▶ _DATASET EXCERPTS_:
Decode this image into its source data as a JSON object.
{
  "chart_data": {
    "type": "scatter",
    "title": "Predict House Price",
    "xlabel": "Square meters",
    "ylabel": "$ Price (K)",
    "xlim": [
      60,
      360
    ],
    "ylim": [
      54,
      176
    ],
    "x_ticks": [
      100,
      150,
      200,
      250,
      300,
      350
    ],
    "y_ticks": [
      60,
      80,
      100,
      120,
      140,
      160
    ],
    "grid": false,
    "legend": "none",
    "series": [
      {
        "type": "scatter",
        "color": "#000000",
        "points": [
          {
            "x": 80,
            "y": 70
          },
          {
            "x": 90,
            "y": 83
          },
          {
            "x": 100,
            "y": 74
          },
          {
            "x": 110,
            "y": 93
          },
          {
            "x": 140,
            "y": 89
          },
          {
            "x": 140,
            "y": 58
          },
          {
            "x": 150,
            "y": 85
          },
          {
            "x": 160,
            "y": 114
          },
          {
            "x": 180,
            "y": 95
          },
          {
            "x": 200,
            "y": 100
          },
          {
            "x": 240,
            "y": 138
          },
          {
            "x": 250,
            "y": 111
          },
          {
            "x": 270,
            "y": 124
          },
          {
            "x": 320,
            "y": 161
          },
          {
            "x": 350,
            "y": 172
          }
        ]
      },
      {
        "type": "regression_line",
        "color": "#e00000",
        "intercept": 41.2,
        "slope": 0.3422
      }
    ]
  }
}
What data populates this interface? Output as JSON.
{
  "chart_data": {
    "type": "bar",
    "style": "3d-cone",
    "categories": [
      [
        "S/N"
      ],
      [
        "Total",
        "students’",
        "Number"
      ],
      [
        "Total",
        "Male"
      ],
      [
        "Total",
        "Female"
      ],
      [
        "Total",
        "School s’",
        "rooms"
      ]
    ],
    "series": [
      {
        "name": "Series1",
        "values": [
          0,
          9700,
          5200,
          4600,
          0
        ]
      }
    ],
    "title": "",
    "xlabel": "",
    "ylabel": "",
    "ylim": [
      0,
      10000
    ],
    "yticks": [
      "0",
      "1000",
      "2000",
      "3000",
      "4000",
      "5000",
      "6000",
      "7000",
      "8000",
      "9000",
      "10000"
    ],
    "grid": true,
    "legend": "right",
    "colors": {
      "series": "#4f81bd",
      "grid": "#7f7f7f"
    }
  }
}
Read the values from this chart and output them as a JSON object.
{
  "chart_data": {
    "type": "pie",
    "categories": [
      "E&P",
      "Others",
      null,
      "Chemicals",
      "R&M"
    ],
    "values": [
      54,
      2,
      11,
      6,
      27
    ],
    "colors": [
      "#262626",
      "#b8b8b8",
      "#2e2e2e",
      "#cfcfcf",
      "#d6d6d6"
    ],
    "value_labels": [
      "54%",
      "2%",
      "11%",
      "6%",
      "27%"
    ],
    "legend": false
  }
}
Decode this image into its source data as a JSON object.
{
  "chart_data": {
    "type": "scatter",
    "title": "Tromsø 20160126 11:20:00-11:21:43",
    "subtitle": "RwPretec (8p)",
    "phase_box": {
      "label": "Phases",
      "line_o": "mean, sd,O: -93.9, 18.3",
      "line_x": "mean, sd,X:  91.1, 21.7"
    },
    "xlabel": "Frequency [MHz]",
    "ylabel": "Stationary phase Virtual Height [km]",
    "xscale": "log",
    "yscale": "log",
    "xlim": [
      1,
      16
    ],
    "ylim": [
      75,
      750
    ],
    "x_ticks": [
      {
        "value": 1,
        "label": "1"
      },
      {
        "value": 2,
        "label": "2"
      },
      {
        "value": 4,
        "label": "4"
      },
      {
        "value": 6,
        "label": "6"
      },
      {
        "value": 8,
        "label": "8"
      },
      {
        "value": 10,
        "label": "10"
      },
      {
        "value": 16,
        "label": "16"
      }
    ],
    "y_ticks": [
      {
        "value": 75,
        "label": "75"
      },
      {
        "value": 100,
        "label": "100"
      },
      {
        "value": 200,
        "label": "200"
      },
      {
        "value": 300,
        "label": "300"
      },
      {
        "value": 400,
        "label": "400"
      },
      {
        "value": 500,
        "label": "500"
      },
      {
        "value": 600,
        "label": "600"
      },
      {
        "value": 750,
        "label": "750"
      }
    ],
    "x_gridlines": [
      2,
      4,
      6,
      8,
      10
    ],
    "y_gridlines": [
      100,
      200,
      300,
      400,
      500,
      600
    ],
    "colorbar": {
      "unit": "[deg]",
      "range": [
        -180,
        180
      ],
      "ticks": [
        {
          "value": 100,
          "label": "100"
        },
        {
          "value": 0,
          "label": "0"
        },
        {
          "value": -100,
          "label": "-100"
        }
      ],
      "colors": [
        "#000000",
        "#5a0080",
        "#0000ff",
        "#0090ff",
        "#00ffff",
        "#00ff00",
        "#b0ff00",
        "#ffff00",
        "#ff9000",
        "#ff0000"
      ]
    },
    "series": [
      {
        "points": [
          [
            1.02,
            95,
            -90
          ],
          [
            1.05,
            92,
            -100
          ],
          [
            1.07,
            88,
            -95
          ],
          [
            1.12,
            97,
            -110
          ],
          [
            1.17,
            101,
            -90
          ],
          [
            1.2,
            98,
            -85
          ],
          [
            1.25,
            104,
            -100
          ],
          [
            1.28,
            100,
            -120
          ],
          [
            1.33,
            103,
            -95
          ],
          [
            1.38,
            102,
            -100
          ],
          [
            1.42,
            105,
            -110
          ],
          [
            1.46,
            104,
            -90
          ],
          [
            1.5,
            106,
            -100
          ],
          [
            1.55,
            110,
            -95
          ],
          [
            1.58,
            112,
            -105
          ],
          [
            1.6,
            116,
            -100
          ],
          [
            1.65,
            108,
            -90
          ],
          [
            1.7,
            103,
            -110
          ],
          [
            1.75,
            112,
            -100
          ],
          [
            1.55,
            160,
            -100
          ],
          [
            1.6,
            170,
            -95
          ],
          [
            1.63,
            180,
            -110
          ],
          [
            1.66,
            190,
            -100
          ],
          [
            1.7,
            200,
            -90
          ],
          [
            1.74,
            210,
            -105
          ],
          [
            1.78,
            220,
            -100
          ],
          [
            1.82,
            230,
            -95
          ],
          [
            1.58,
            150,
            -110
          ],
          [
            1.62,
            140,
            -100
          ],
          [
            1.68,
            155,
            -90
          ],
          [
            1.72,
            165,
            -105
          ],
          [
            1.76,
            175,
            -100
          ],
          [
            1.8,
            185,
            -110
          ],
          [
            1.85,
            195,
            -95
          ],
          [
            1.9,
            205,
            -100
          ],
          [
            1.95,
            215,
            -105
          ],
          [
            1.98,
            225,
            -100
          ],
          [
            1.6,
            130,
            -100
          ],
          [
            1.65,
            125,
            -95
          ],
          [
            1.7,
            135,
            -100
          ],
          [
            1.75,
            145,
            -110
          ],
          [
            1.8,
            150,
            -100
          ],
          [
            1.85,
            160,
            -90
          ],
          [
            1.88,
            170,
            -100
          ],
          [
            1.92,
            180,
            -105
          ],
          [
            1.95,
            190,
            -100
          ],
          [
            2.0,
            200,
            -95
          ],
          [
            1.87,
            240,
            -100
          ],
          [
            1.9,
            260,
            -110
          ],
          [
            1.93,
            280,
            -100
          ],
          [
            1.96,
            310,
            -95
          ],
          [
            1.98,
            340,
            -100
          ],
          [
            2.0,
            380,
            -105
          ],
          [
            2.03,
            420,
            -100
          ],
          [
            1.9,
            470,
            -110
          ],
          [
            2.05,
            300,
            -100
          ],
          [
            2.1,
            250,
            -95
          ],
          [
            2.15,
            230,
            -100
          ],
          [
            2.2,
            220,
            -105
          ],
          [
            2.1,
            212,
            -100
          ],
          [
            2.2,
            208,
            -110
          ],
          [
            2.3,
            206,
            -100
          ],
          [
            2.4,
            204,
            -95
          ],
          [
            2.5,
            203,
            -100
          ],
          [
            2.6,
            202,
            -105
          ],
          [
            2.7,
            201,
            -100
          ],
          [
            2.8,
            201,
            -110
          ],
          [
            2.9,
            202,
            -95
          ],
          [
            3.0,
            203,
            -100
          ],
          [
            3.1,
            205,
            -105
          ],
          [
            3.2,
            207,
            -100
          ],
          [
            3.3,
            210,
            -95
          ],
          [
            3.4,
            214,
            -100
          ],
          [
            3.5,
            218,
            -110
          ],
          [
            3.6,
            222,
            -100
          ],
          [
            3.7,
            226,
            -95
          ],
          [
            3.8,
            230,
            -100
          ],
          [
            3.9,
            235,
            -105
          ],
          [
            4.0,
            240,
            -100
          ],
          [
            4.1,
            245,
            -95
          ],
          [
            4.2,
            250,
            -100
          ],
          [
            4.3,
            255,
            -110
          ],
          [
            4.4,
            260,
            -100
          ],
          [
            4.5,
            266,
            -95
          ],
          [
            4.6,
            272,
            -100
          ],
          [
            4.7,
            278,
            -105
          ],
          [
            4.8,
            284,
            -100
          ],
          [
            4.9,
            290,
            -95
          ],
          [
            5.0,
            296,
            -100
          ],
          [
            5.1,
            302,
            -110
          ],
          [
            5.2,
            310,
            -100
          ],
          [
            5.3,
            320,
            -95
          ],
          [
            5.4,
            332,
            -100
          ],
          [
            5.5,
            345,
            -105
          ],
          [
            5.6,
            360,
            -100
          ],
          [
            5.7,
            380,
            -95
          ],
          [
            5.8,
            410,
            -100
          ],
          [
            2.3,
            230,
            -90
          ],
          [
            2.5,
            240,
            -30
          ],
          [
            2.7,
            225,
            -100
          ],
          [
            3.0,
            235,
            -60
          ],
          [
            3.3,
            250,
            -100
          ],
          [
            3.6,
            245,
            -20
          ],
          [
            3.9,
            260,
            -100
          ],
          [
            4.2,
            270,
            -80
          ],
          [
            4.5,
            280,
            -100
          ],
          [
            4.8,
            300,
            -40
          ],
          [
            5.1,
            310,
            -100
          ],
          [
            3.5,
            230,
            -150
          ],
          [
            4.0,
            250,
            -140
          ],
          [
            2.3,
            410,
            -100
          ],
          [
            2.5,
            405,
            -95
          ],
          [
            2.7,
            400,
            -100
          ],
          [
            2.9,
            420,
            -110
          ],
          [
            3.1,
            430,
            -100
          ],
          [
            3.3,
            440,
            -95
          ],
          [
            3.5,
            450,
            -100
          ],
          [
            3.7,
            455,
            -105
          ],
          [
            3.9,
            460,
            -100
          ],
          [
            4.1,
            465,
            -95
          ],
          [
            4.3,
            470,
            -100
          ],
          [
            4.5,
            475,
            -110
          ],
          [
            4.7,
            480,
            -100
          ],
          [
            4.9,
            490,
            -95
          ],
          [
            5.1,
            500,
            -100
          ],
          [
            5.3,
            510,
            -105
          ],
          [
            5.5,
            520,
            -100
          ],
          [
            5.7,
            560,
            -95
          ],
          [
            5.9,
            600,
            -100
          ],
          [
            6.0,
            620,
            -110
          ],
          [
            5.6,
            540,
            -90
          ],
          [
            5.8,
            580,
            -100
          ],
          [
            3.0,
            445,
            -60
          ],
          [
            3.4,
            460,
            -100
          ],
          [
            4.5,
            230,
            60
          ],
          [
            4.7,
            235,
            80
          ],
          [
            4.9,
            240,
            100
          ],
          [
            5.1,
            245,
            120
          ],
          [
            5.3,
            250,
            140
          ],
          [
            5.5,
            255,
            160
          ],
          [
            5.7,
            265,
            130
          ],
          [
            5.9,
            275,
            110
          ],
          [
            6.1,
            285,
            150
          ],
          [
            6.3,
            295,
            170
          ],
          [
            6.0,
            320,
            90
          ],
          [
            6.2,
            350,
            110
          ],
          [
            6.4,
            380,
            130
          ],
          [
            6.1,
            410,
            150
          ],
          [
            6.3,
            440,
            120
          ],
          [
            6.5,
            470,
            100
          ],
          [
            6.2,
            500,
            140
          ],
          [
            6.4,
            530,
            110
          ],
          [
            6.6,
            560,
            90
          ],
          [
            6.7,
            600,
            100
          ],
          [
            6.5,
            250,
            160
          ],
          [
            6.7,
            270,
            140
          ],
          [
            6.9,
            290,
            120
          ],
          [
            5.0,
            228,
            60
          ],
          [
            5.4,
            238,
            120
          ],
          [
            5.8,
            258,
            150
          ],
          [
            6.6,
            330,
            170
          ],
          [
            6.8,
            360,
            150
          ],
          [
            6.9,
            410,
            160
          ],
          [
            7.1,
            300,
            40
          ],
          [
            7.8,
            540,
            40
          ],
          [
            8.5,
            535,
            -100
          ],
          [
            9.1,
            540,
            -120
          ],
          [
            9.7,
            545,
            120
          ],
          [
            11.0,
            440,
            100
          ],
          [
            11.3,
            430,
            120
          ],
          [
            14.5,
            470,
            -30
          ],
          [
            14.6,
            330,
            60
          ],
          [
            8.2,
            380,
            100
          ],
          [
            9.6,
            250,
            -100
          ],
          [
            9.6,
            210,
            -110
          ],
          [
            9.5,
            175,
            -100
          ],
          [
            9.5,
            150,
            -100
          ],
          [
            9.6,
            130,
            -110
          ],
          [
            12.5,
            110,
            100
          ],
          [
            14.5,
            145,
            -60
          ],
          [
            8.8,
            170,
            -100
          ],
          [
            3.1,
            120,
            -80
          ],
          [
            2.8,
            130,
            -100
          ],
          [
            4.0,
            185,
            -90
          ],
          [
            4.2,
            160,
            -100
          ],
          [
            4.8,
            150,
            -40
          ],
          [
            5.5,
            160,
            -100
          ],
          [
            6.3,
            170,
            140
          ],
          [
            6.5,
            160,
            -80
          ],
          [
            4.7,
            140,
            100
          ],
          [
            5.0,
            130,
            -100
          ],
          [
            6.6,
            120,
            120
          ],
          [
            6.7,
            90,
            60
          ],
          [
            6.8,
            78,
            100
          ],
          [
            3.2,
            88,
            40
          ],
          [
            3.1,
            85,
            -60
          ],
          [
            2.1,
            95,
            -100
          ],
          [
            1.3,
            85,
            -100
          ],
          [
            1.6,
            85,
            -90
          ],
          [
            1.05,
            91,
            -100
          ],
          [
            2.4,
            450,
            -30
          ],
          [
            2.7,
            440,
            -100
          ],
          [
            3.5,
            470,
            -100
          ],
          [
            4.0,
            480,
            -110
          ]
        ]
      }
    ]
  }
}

▶ _JOB_: What is the number of lines in the records above that include the word "type"? Reply with that number and nothing more.

▶ _RESULT OF THIS EXERCISE_: 6